▶ **INPUT ROWS**:
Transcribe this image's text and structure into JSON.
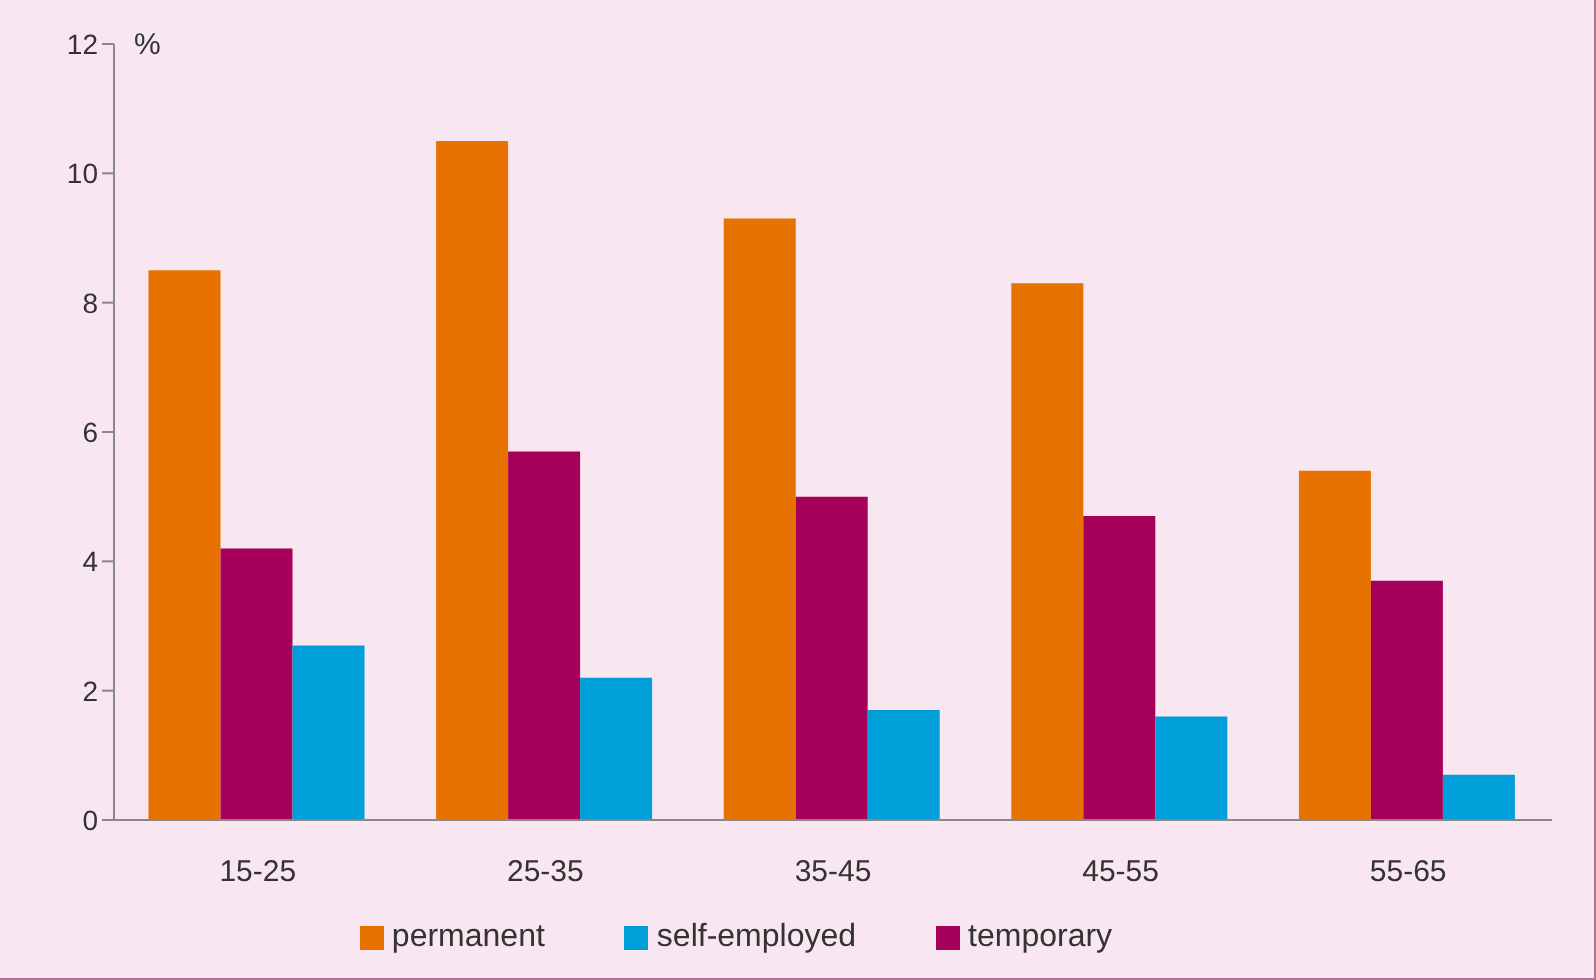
{
  "chart_data": {
    "type": "bar",
    "ylabel": "%",
    "categories": [
      "15-25",
      "25-35",
      "35-45",
      "45-55",
      "55-65"
    ],
    "series": [
      {
        "name": "permanent",
        "color": "#e87200",
        "values": [
          8.5,
          10.5,
          9.3,
          8.3,
          5.4
        ]
      },
      {
        "name": "temporary",
        "color": "#a6005b",
        "values": [
          4.2,
          5.7,
          5.0,
          4.7,
          3.7
        ]
      },
      {
        "name": "self-employed",
        "color": "#009fd9",
        "values": [
          2.7,
          2.2,
          1.7,
          1.6,
          0.7
        ]
      }
    ],
    "ylim": [
      0,
      12
    ],
    "yticks": [
      0,
      2,
      4,
      6,
      8,
      10,
      12
    ],
    "grid": false,
    "legend": "bottom"
  }
}
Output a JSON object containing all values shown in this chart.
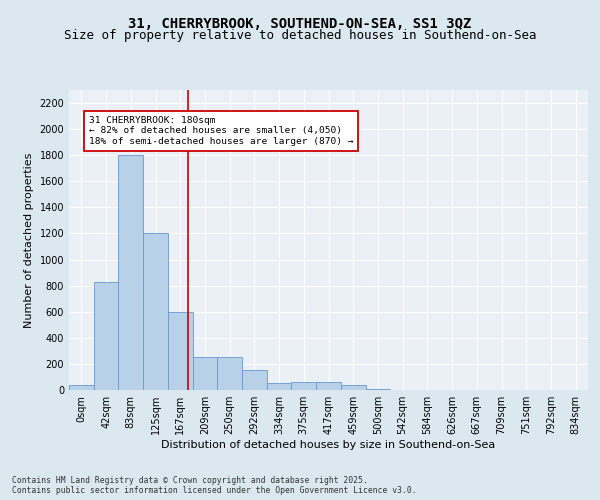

▶ **EXERCISE DETAILS**: Every line of the data should be copied as it stands, without the images.

▶ **TASK RESULT**:
Transcribe this image's text and structure into JSON.
{
  "chart_data": {
    "type": "bar",
    "ylabel": "%",
    "categories": [
      "15-25",
      "25-35",
      "35-45",
      "45-55",
      "55-65"
    ],
    "series": [
      {
        "name": "permanent",
        "color": "#e87200",
        "values": [
          8.5,
          10.5,
          9.3,
          8.3,
          5.4
        ]
      },
      {
        "name": "temporary",
        "color": "#a6005b",
        "values": [
          4.2,
          5.7,
          5.0,
          4.7,
          3.7
        ]
      },
      {
        "name": "self-employed",
        "color": "#009fd9",
        "values": [
          2.7,
          2.2,
          1.7,
          1.6,
          0.7
        ]
      }
    ],
    "ylim": [
      0,
      12
    ],
    "yticks": [
      0,
      2,
      4,
      6,
      8,
      10,
      12
    ],
    "grid": false,
    "legend": "bottom"
  }
}
Output a JSON object containing all values shown in this chart.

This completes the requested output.